## Your instructions:
Can you summarize the abstract on adipocyte endothelin B receptors in two sentences?

## Passage provided:

Adipocyte endothelin B receptor activation inhibits adiponectin production and causes insulin resistance in obese mice

Abstract

Aims

Endothelin-1 (ET-1) is elevated in patients with obesity and adipose tissue of obese mice fed high-fat diet (HFD); however, its contribution to the pathophysiology of obesity is not fully understood. Genetic loss of endothelin type B receptors (ET_B) improves insulin sensitivity in rats and leads to increased circulating adiponectin, suggesting that ET_B activation on adipocytes may contribute to obesity pathophysiology. We hypothesized that elevated ET-1 in obesity promotes insulin resistance by reducing the secretion of insulin sensitizing adipokines, via ET_B receptor.

Methods

Male adipocyte-specific ET_B receptor knockout (adET_BKO), overexpression (adET_BOX), or control littermates were fed either normal diet (NMD) or high-fat diet (HFD) for 8 weeks.

Results

RNA-sequencing of epididymal adipose (eWAT) indicated differential expression of over 5500 genes (p < 0.05) in HFD compared to NMD controls, and changes in 1077 of these genes were attenuated in HFD adET_BKO mice. KEGG analysis indicated significant increase in metabolic signaling pathway. HFD adET_BKO mice had significantly improved glucose and insulin tolerance compared to HFD control. In addition, adET_BKO attenuated changes in plasma adiponectin, insulin, and leptin that is observed in HFD versus NMD control mice. Treatment of primary adipocytes with ET-1 caused a reduction in adiponectin production that was attenuated in cells pretreated with an ET_B antagonist.

Conclusion

These data indicate elevated ET-1 in adipose tissue of mice fed HFD inhibits adiponectin production and causes insulin resistance through activation of the ET_B receptor on adipocytes.

## Data section:
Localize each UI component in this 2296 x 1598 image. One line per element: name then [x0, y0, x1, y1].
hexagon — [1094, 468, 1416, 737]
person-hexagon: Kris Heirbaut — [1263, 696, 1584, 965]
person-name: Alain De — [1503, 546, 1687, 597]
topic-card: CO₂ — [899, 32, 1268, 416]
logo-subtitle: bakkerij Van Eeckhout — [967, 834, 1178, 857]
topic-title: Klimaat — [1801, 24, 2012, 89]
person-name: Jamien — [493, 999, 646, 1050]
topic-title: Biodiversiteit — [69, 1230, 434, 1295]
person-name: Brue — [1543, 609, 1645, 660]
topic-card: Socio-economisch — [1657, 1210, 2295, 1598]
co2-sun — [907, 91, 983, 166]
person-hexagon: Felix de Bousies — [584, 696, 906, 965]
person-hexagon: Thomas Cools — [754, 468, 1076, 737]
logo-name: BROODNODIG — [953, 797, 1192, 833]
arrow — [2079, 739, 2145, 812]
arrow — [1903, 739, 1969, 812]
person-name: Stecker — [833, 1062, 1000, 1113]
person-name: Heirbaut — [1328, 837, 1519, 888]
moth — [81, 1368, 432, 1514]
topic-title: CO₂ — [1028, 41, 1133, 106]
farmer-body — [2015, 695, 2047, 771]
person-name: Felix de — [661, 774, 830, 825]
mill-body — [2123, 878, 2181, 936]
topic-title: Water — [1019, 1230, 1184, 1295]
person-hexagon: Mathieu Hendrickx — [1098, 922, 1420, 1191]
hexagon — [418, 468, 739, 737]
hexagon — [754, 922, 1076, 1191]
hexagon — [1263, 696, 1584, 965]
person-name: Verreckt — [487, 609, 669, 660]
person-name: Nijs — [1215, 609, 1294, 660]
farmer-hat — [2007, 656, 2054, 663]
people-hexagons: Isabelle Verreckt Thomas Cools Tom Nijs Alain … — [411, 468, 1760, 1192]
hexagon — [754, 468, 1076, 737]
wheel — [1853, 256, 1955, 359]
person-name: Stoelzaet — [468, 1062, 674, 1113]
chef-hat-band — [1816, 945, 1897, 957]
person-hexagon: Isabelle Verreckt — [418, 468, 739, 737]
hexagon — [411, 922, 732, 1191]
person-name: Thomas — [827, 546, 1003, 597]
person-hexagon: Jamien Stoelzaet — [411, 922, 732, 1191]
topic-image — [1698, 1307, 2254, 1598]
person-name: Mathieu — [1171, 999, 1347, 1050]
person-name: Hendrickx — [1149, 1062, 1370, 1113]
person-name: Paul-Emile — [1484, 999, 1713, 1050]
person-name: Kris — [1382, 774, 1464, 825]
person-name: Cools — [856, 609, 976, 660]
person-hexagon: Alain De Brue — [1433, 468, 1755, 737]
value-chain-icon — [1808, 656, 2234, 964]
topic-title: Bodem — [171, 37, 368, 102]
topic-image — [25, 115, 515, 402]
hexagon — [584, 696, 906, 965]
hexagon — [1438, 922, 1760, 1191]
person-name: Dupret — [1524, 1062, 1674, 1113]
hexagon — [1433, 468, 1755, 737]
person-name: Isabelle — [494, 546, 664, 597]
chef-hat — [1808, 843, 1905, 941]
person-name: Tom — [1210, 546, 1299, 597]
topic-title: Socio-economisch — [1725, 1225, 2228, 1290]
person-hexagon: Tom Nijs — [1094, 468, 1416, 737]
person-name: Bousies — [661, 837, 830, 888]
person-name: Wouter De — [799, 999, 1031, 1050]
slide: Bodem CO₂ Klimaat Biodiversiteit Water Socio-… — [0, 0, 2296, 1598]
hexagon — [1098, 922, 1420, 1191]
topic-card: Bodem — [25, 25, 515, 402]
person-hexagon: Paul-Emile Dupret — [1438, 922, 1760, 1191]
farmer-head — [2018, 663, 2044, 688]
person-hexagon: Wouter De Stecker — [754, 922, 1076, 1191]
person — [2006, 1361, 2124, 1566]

## Exercise output:
In mice fed a high-fat diet for 8 weeks, knocking out the endothelin B receptor specifically in adipocytes improved glucose and insulin tolerance and attenuated the diet-related changes in plasma adiponectin, insulin, and leptin. In primary adipocytes, pretreatment with an ET_B antagonist attenuated the ET-1-induced drop in adiponectin production, and the data indicate that elevated ET-1 in adipose tissue inhibits adiponectin production and causes insulin resistance by activating ET_B receptors on adipocytes.